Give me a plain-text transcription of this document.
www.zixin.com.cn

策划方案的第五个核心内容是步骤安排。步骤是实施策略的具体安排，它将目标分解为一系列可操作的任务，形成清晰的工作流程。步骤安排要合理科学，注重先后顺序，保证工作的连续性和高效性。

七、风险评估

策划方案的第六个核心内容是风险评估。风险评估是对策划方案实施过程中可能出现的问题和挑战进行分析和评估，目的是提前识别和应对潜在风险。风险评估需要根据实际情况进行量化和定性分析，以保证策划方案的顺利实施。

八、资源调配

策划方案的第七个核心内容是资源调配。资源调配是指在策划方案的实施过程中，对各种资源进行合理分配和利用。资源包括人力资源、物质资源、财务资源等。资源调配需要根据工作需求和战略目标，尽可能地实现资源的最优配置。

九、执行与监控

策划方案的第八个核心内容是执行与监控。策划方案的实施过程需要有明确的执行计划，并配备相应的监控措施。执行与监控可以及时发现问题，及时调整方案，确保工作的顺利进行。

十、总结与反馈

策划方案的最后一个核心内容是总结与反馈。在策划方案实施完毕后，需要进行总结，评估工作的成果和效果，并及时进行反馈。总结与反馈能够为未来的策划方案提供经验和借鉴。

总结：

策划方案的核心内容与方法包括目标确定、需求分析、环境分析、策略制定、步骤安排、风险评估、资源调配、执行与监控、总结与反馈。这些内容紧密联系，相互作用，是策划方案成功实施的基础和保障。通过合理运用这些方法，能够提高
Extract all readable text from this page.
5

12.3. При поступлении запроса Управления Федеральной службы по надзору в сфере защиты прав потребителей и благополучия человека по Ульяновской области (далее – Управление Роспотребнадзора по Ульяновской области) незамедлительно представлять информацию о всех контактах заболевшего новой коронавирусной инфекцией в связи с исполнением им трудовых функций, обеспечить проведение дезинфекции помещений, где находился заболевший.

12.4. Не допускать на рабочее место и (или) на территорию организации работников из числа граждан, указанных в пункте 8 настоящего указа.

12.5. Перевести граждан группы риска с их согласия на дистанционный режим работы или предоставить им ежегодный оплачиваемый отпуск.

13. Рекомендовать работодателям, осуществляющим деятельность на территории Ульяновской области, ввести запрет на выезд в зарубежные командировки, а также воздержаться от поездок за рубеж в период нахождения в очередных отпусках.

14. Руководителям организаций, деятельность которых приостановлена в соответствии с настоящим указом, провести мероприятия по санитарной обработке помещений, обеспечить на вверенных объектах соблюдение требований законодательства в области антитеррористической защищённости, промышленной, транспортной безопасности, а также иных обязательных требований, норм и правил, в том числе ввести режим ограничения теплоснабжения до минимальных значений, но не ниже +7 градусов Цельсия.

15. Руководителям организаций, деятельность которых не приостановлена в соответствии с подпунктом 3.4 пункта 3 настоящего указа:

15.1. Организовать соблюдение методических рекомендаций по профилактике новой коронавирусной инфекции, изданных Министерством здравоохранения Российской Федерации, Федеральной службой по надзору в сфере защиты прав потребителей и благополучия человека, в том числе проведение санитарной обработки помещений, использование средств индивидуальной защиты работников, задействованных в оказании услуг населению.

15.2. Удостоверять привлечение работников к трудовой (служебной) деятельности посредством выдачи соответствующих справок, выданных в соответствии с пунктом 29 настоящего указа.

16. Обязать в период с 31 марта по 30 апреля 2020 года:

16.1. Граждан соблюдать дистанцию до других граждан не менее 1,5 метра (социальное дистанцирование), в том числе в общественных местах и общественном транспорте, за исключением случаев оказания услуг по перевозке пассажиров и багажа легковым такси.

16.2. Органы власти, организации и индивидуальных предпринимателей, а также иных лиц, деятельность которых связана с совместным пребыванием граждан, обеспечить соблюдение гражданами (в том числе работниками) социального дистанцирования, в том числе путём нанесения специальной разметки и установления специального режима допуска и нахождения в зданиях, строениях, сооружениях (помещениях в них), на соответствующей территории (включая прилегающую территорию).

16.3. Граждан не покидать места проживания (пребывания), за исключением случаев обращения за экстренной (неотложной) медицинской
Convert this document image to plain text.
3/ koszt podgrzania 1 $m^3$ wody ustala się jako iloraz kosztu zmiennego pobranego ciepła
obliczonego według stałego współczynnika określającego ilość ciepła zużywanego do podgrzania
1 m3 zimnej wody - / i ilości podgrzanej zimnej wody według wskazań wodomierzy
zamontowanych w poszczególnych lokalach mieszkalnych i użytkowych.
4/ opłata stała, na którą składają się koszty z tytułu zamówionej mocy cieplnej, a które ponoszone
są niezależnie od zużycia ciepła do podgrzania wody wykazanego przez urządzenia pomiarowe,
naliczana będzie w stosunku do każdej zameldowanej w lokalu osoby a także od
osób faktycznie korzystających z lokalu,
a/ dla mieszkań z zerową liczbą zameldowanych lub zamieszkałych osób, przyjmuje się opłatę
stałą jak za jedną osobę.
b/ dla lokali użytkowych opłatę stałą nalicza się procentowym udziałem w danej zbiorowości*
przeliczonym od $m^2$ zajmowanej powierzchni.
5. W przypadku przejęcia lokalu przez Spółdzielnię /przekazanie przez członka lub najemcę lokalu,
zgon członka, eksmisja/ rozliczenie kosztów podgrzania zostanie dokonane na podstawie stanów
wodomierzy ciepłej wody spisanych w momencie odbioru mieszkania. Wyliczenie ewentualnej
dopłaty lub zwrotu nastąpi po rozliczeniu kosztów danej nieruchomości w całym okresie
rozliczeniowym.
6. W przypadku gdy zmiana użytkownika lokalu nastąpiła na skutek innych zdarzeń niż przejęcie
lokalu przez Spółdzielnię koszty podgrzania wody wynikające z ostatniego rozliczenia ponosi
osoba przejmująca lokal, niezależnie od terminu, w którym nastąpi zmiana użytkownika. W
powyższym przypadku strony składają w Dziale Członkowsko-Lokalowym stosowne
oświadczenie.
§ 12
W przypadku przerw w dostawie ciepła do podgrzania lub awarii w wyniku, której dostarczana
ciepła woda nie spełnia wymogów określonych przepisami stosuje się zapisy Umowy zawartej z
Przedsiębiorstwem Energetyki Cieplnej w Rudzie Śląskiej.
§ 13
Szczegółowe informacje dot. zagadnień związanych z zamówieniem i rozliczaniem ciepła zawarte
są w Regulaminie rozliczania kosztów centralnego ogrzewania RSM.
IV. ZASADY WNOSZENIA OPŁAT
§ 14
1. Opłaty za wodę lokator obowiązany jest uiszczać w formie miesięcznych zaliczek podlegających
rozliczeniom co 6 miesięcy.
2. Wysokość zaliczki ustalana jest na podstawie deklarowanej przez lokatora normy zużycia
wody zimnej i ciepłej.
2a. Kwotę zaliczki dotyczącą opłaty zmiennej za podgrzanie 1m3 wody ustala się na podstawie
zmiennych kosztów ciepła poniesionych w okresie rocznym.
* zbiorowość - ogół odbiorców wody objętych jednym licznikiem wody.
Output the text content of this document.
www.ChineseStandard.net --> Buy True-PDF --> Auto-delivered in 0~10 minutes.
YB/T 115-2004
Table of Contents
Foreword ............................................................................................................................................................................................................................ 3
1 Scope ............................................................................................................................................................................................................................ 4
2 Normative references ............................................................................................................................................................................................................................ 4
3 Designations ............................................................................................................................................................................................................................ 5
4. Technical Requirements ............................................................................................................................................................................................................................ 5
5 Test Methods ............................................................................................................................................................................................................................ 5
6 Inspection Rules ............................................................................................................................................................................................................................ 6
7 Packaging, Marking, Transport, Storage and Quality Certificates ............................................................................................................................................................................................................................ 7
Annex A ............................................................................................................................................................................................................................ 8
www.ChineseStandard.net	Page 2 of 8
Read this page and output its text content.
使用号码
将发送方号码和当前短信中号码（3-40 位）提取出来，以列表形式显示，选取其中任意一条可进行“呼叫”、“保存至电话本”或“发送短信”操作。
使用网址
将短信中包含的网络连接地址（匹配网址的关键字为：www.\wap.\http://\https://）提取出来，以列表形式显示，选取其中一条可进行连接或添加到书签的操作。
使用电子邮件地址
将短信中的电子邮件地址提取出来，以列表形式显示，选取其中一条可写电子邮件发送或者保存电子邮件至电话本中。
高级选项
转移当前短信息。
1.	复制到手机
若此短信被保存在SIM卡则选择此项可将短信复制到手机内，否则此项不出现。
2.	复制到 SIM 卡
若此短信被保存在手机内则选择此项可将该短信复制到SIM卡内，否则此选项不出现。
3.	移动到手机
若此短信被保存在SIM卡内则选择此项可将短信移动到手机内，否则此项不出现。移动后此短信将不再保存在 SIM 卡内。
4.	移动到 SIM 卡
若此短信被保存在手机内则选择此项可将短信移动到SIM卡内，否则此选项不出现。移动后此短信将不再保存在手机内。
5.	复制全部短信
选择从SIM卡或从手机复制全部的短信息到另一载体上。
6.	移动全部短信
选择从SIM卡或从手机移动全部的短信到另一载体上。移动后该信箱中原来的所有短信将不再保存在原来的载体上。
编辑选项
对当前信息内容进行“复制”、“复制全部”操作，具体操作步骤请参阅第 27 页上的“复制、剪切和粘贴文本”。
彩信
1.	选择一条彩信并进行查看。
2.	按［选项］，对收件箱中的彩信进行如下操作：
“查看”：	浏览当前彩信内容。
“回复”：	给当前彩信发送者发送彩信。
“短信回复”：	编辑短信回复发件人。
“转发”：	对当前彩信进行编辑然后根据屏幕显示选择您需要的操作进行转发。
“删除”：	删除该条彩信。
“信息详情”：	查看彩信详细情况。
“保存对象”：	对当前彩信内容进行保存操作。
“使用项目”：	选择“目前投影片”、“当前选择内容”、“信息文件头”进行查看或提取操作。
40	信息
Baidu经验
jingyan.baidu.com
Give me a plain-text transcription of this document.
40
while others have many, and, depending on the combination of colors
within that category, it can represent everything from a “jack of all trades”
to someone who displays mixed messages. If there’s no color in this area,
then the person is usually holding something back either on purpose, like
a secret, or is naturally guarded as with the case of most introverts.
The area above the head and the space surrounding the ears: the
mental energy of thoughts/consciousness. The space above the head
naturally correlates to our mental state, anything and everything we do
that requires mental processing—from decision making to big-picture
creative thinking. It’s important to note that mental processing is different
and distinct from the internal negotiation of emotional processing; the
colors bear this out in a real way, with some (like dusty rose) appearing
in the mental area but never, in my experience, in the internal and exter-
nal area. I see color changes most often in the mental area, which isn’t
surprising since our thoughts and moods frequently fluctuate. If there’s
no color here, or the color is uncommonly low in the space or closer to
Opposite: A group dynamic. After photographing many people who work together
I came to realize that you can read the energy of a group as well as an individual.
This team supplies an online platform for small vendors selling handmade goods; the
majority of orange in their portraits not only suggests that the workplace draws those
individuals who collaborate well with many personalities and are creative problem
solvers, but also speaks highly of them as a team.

=======

Aim of the task:
Each line that contains the word "организаций" counts toward the total; give only that total.

Result of the exercise:
2